EXERCISE PASSAGE –
- - -

Life without gas stations? On-demand car fueling startup Booster Fuels raises $9M, moves operations to Silicon Valley

GeekWire’s in-depth startup coverage tells the stories of the Pacific Northwest entrepreneurial scene.

Booster Fuels wants to eliminate the need for the gas station. Photo via Booster Fuels
Booster Fuels wants to eliminate the need for the gas station. Photo via Booster Fuels
Booster Fuels, which allows car owners to request a fueling truck to fill vehicles wherever they are parked, has raised $9 million in funding in a deal led by Maveron. Other investors include Madrona Venture Group, Version One Ventures and RRE Ventures, with Booster Fuels saying it will use the capital to expand its on-demand fueling operations in North Texas and Silicon Valley.

That’s the good news. The bad news: The young company is moving most of its operations from Seattle to Silicon Valley to “be close to our customers during this phase,” CEO Frank Mycroft tells GeekWire via email.

The company promises to eliminate the need for drivers to make trips to the gas station. Instead, they install the Booster Fuels app, and then request a time for a fueling truck to arrive to pump gas into the vehicle.

booster-fuelsCustomers must leave their fueling door open for easy access. Once fueling is complete, Booster Fuels shuts the fuel door and sends a notification to the customer.

Booster Fuels says it buys its gas wholesale, so it can pass savings on to customers.

“Getting gas late at night when you’ve been at work for 12, 16 hours a day — you want to spend time with your family, not getting gas,” Mycroft told GeekWire in a story last year. “It’s such a simple problem that hasn’t gotten better.”

The company’s Web site declares: “Welcome to life without gas stations.”

Booster Fuels is not yet available in the Pacific Northwest, but Mycroft said that they have their eye on the market. For now, he said they are laser focused on building a great service in Silicon Valley and Texas.

The departure of Booster Fuels is a blow to the Seattle startup ecosystem, since the company was considered one of the region’s rising stars. Mycroft says he “loves” Seattle, and that he’s still considering whether he’ll relocate to the Valley.

A number of startups also are attacking this nascent market, including on-demand fueling startup Purple and Filld and WeFuel. Just this week, WeFuel officially launched its service in parts of Silicon Valley, with CEO Ale Donzis noting that “creating a connected platform to replace the gas station in a safe, secure and scalable fashion is not trivial.” Donzis claimed in the release that they’ve “executed perfectly from the start.”

- - -

PROBLEM A –
Answer these questions about the Booster Fuels article:
(i) Which firm led Booster Fuels' $9 million funding deal?
(ii) What does Booster Fuels do once fueling is complete?
(iii) Which company launched its service in parts of Silicon Valley this week?
PROBLEM B – Can you copy the Booster Fuels article from "Booster Fuels is not" to "Valley and Texas.", swapping "Pacific Northwest" for "Midwest"?

[Document understanding data]
- - -

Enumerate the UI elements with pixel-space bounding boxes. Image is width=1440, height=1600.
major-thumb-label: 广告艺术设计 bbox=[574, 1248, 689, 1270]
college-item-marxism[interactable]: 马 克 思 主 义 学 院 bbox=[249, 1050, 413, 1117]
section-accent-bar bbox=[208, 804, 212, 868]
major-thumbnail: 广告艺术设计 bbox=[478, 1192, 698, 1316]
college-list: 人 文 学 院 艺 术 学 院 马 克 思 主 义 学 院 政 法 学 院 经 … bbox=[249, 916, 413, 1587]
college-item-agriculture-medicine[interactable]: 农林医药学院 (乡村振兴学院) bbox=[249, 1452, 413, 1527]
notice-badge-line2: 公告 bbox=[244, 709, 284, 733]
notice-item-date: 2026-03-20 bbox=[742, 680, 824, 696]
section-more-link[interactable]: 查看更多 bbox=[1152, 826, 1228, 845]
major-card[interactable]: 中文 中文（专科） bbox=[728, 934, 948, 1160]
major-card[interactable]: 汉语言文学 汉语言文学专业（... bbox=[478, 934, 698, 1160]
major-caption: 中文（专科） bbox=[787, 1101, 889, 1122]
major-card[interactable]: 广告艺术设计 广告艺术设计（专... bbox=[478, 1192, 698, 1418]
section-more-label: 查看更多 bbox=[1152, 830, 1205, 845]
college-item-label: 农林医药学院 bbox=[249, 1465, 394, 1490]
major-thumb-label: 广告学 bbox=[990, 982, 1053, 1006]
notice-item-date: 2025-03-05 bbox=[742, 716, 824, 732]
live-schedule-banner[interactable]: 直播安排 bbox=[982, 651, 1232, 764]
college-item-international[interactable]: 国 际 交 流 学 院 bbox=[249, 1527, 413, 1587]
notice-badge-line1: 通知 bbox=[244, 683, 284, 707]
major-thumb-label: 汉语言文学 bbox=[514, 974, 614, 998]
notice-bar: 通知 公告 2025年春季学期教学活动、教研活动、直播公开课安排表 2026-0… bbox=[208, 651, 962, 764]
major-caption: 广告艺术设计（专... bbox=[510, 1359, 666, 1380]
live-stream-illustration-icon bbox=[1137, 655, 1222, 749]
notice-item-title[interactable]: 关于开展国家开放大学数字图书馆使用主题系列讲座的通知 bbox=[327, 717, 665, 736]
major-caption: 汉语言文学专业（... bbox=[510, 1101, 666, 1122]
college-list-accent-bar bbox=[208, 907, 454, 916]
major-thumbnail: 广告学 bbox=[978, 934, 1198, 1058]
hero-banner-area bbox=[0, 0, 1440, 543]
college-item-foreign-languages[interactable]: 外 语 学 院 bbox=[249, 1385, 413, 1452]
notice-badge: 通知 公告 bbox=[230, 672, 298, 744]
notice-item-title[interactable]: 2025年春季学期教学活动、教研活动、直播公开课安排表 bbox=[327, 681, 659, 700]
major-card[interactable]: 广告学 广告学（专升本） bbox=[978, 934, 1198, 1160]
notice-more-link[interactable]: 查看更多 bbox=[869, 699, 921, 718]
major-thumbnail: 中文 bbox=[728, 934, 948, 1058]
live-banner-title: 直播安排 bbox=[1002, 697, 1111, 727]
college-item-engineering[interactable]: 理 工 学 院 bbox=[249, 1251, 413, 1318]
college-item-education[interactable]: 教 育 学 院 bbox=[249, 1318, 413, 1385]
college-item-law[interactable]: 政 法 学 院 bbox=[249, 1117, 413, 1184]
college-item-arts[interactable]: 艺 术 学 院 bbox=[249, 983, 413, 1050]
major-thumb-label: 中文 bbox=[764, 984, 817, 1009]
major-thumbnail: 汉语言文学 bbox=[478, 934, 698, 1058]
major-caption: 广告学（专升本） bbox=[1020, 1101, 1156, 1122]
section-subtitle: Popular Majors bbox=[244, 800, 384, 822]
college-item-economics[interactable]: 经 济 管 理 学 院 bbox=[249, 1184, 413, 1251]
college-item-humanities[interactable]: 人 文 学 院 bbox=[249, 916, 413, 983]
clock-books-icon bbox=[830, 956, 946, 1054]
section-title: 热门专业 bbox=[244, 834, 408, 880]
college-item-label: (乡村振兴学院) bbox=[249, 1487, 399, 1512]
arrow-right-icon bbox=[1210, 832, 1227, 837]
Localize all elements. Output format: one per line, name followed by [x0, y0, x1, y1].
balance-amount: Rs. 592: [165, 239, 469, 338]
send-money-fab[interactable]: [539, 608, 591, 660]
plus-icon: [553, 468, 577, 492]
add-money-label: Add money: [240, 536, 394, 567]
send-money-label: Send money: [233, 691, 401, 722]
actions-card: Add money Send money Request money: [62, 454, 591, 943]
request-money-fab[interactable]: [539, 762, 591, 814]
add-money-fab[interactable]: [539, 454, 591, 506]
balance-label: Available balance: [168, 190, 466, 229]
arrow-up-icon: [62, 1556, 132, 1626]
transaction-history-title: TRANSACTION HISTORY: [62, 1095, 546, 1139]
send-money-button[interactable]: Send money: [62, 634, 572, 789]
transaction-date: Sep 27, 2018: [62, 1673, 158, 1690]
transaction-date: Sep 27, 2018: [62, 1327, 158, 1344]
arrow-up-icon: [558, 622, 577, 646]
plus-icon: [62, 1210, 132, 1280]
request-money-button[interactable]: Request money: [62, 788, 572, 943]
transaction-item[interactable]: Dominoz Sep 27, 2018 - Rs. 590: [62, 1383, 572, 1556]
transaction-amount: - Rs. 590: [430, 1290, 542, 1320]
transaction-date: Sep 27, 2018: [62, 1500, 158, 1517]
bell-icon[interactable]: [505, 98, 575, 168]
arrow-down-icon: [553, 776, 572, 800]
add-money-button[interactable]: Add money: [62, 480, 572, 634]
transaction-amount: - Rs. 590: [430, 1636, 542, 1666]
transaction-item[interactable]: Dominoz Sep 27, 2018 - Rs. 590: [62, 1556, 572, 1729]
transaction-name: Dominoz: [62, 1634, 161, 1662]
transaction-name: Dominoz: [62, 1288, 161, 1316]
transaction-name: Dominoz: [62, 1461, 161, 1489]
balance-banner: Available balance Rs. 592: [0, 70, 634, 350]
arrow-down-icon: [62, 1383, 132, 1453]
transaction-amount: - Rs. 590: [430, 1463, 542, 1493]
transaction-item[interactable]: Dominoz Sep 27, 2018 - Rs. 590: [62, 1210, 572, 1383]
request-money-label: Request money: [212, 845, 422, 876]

- - -

RESPONSE A –
(i) Maveron
(ii) It shuts the fuel door and sends a notification to the customer.
(iii) WeFuel

RESPONSE B –
Booster Fuels is not yet available in the Midwest, but Mycroft said that they have their eye on the market. For now, he said they are laser focused on building a great service in Silicon Valley and Texas.